Provided records:
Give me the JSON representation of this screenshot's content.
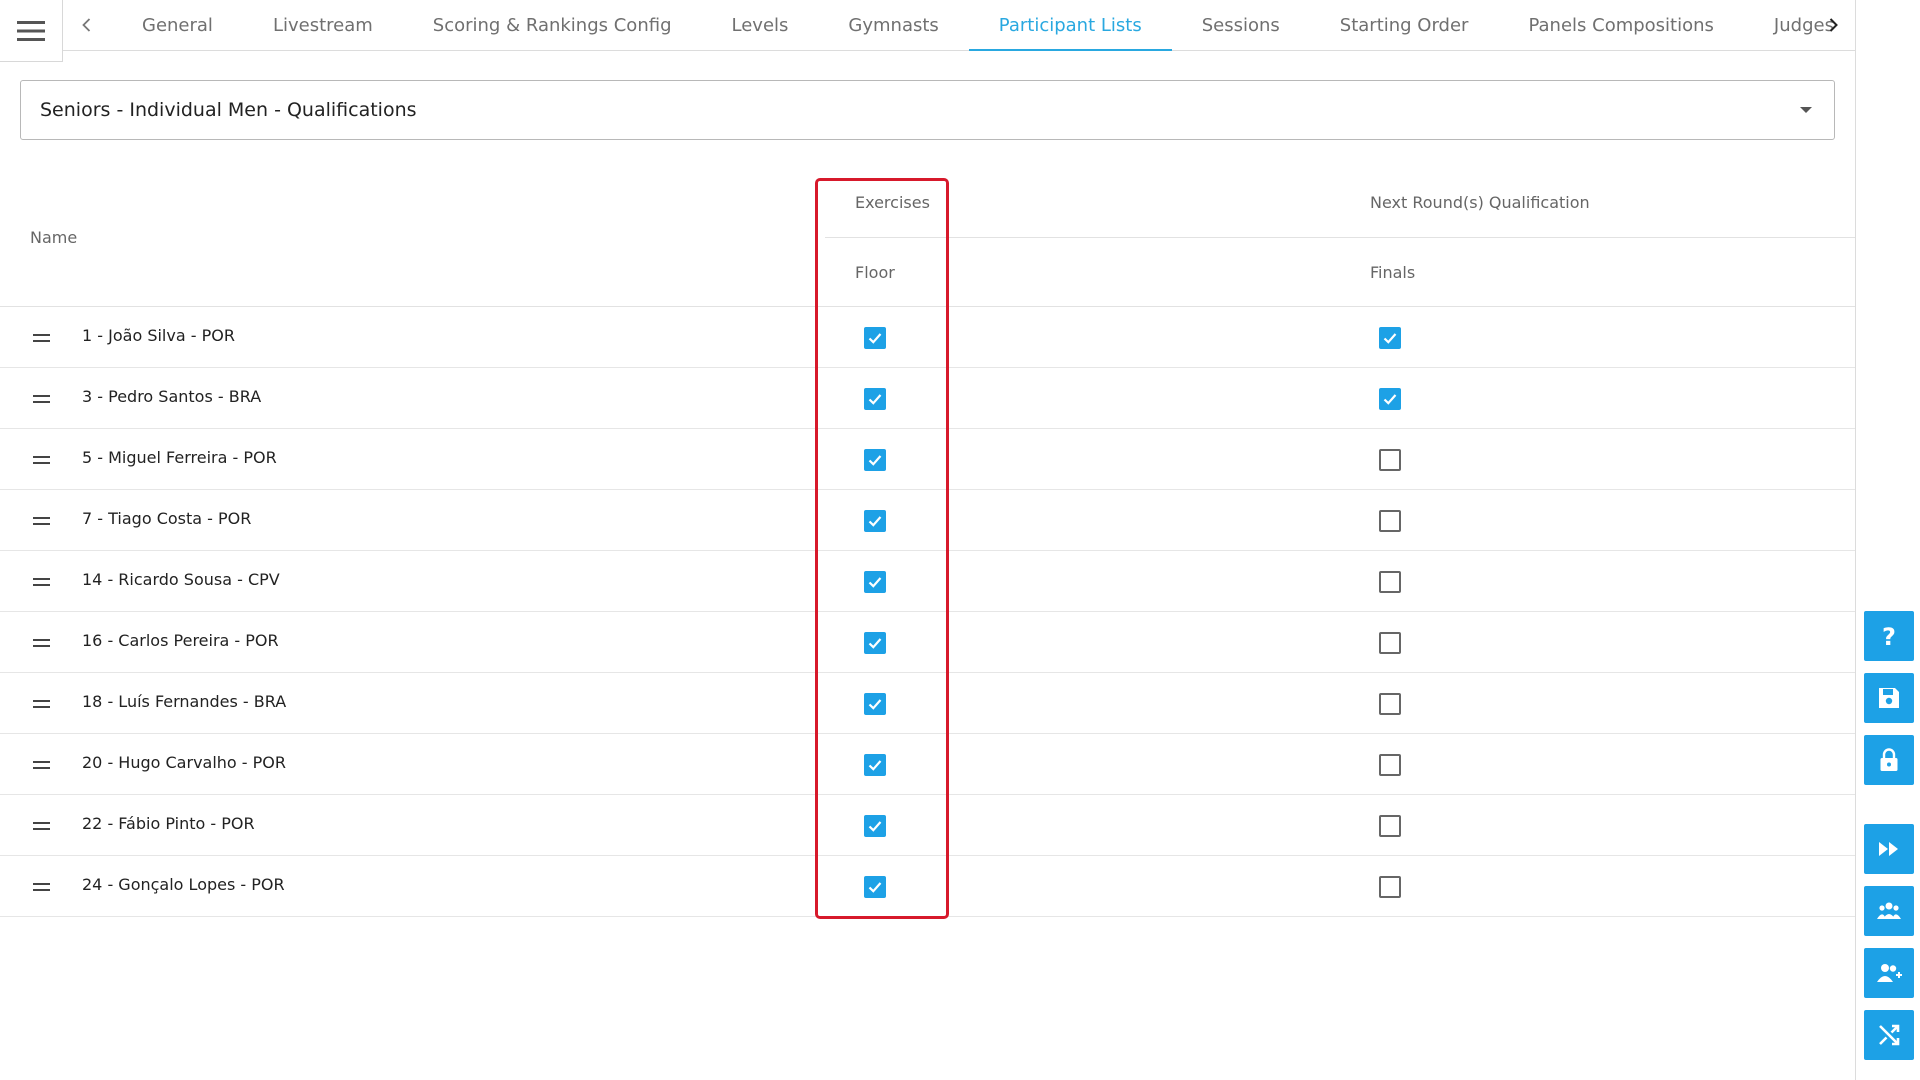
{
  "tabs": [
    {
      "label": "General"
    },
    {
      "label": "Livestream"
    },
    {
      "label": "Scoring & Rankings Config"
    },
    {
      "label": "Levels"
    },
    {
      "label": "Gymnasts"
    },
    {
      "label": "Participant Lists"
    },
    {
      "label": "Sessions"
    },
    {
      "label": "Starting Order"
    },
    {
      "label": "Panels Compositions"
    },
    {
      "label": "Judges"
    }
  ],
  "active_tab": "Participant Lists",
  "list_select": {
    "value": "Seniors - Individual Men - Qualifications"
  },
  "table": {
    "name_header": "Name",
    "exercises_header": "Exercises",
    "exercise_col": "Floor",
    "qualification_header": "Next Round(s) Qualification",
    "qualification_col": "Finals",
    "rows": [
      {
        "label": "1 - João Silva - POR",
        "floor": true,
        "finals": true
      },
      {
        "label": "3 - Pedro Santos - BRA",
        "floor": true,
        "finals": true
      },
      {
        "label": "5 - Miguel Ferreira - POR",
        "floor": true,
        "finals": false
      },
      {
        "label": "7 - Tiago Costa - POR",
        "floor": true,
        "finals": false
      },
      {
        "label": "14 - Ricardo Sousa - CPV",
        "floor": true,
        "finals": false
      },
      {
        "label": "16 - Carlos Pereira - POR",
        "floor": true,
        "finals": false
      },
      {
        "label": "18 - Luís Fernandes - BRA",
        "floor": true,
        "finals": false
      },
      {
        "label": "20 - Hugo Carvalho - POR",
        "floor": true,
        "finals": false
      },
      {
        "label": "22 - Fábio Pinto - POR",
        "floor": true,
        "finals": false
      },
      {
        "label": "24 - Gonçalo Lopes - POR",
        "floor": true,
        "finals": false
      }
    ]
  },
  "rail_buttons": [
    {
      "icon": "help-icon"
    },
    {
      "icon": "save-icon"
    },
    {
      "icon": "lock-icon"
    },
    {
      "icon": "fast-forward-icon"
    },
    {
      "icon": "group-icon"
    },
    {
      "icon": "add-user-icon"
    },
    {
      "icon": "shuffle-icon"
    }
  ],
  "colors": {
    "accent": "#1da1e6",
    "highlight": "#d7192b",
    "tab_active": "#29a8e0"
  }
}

---

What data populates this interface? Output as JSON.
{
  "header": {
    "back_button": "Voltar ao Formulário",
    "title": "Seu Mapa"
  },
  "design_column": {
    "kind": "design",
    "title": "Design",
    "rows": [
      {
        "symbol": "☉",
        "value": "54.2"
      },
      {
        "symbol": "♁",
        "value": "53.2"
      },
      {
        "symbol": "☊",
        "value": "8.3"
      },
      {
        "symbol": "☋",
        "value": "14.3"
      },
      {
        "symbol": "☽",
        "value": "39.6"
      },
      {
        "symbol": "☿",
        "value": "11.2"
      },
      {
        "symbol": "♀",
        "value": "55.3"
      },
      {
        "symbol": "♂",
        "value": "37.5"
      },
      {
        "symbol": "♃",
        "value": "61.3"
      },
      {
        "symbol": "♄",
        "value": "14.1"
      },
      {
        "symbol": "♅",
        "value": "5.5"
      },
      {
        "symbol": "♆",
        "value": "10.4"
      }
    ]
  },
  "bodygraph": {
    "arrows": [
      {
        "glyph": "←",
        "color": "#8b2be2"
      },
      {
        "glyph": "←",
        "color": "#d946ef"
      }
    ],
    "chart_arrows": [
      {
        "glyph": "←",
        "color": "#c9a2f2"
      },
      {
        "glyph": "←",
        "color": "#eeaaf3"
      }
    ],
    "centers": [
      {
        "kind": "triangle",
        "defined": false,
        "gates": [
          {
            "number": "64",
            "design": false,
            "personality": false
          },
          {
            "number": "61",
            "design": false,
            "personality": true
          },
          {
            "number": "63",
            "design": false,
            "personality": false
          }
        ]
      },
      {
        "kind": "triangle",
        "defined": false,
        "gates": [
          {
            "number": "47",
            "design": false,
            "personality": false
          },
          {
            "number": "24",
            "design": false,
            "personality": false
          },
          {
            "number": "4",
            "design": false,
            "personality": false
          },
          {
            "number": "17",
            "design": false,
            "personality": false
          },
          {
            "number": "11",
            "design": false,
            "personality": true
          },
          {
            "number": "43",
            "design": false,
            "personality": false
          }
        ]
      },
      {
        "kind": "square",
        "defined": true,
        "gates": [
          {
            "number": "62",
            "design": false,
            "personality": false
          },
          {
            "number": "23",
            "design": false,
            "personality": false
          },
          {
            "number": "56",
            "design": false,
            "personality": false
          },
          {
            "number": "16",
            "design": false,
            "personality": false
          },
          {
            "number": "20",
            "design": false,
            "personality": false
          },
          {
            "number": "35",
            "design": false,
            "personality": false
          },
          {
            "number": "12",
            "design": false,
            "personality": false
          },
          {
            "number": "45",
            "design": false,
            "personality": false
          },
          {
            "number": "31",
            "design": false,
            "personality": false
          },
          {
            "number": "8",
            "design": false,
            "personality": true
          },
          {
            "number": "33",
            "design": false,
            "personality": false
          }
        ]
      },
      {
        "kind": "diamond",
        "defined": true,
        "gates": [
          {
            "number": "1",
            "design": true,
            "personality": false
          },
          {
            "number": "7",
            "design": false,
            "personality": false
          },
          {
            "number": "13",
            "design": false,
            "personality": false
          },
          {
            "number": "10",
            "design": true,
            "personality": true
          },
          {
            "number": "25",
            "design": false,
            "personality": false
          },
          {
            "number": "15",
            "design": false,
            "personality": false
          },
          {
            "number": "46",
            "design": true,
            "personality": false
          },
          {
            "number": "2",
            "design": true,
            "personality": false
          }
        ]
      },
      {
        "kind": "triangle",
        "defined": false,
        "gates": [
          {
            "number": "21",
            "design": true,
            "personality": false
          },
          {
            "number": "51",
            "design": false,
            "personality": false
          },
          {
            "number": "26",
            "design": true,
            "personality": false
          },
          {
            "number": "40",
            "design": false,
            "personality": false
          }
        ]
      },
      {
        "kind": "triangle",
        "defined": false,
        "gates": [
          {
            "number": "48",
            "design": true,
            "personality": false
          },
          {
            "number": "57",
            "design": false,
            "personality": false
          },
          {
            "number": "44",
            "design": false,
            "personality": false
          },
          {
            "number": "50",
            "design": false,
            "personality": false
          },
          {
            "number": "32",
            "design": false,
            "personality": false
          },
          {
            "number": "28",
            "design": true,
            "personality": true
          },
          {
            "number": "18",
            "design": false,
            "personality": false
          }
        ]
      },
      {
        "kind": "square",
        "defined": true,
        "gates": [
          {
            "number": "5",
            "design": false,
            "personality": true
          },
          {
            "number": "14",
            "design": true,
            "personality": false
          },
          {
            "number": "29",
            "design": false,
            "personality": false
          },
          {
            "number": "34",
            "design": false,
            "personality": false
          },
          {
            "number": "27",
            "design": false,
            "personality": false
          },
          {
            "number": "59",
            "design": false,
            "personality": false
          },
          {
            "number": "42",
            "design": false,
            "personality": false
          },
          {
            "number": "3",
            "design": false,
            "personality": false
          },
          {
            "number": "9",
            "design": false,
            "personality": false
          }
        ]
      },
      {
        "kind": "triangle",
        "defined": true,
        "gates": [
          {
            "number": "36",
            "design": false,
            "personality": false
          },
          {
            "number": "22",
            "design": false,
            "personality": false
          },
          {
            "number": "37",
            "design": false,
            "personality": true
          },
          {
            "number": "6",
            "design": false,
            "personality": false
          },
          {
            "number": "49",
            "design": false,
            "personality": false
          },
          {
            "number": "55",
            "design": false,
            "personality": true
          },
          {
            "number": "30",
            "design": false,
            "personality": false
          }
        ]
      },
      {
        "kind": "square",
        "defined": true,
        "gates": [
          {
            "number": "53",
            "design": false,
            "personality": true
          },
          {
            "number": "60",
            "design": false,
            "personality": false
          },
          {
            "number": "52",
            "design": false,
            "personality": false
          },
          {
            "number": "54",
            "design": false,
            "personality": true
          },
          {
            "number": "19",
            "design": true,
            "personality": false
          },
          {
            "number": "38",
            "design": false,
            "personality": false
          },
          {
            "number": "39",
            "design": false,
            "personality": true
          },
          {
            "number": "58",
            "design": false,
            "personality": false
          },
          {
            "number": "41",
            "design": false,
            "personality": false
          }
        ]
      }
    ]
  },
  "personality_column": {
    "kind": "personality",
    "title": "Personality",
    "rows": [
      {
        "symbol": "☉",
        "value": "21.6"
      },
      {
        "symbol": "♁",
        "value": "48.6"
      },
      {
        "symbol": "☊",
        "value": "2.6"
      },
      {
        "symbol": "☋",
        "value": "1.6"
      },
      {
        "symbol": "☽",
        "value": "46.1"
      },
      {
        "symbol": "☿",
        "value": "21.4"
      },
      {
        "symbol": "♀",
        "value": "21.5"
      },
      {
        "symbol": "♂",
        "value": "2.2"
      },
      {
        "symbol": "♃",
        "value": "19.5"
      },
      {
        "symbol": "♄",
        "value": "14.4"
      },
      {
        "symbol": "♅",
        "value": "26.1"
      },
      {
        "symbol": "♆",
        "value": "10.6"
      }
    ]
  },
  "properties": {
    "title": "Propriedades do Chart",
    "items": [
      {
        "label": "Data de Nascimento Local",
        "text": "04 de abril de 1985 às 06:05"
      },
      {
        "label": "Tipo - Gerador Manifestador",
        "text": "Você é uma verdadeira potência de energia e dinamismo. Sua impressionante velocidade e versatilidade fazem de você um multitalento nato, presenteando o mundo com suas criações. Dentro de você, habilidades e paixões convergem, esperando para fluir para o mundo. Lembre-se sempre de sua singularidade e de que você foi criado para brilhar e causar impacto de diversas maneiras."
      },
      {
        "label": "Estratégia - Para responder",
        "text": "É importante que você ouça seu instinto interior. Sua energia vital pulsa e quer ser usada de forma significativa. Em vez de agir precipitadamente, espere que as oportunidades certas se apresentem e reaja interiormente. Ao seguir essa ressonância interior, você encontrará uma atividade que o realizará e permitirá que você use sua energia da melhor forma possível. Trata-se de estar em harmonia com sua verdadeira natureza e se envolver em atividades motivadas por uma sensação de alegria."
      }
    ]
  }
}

...

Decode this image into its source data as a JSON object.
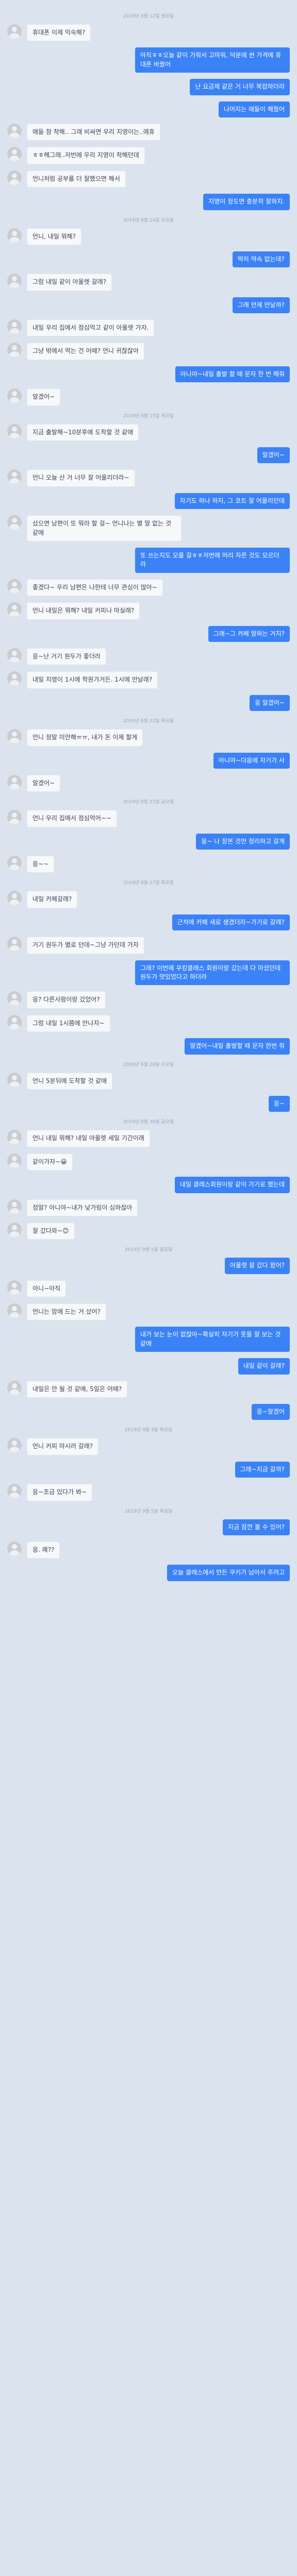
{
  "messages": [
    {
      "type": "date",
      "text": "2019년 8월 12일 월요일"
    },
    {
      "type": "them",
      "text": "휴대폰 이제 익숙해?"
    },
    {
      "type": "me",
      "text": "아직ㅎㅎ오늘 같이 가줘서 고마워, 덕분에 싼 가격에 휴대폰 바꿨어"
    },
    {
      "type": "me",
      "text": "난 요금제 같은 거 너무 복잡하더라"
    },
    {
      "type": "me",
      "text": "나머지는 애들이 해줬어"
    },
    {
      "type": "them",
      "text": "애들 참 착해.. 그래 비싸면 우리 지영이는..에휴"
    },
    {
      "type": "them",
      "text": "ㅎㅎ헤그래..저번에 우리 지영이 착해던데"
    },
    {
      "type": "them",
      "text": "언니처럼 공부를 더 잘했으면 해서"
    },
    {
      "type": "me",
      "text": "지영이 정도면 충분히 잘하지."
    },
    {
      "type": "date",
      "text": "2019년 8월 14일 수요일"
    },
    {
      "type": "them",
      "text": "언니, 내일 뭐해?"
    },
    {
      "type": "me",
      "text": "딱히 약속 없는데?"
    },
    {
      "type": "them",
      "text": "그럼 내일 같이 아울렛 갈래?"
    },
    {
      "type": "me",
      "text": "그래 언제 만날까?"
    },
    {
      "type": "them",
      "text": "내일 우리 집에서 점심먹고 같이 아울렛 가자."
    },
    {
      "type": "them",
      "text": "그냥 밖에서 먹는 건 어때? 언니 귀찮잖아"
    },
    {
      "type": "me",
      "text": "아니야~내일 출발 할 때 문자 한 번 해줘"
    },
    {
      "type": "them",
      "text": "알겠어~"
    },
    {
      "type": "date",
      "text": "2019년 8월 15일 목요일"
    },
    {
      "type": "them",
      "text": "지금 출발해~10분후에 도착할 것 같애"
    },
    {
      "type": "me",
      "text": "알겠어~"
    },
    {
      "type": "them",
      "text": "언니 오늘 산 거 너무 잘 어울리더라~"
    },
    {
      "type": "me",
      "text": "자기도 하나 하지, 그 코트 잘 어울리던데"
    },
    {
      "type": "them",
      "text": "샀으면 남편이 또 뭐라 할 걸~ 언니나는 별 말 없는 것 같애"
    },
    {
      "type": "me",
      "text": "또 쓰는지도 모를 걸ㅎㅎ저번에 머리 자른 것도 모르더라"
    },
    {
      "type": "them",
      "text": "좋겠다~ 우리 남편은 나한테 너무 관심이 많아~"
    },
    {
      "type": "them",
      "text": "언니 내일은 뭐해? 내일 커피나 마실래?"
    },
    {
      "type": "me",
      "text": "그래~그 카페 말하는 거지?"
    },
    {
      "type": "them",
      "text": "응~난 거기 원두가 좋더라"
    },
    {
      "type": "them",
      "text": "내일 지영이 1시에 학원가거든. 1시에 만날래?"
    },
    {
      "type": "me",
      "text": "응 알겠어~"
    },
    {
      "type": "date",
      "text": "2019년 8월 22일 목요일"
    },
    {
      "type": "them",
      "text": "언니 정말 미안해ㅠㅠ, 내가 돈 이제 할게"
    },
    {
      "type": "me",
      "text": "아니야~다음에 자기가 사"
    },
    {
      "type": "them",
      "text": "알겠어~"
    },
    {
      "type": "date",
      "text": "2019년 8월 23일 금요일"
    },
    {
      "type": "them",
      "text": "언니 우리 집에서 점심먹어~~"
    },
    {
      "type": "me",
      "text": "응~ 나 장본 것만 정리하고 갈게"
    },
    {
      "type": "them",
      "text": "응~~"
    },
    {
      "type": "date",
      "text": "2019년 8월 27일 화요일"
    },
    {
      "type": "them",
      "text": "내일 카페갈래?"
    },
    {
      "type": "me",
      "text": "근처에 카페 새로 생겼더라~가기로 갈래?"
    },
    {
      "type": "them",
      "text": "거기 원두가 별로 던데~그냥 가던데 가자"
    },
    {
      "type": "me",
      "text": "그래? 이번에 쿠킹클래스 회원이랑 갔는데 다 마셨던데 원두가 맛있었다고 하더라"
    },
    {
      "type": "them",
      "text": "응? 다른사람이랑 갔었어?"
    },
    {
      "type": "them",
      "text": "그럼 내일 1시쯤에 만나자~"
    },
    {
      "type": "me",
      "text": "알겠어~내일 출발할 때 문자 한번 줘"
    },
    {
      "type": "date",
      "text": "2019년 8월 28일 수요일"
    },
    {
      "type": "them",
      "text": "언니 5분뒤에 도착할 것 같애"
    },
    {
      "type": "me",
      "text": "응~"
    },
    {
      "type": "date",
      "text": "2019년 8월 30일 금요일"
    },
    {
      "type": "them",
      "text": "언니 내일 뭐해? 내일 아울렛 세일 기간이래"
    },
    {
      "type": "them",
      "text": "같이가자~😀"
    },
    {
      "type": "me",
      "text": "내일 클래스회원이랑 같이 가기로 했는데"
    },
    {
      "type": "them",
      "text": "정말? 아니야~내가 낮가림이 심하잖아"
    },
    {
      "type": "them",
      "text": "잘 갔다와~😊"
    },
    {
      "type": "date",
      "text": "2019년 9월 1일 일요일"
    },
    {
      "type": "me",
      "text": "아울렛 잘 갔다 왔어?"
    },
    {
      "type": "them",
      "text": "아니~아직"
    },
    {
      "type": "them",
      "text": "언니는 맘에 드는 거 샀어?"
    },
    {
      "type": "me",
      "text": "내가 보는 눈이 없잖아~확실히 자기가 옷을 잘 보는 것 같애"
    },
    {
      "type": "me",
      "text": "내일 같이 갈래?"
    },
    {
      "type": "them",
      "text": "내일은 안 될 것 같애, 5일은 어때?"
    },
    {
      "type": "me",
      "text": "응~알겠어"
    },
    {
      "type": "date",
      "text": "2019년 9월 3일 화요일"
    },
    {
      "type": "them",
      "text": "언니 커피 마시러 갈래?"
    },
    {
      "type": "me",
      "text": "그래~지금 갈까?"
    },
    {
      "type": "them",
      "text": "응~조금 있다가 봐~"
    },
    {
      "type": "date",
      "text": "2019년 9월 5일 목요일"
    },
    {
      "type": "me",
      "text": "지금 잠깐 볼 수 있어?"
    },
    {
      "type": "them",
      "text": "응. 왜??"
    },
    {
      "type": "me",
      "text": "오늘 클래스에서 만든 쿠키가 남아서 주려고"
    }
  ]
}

Problem requirements: Across the records, count the lines holding the string "Participant". Give the number and stop.

Output for this exercise: 2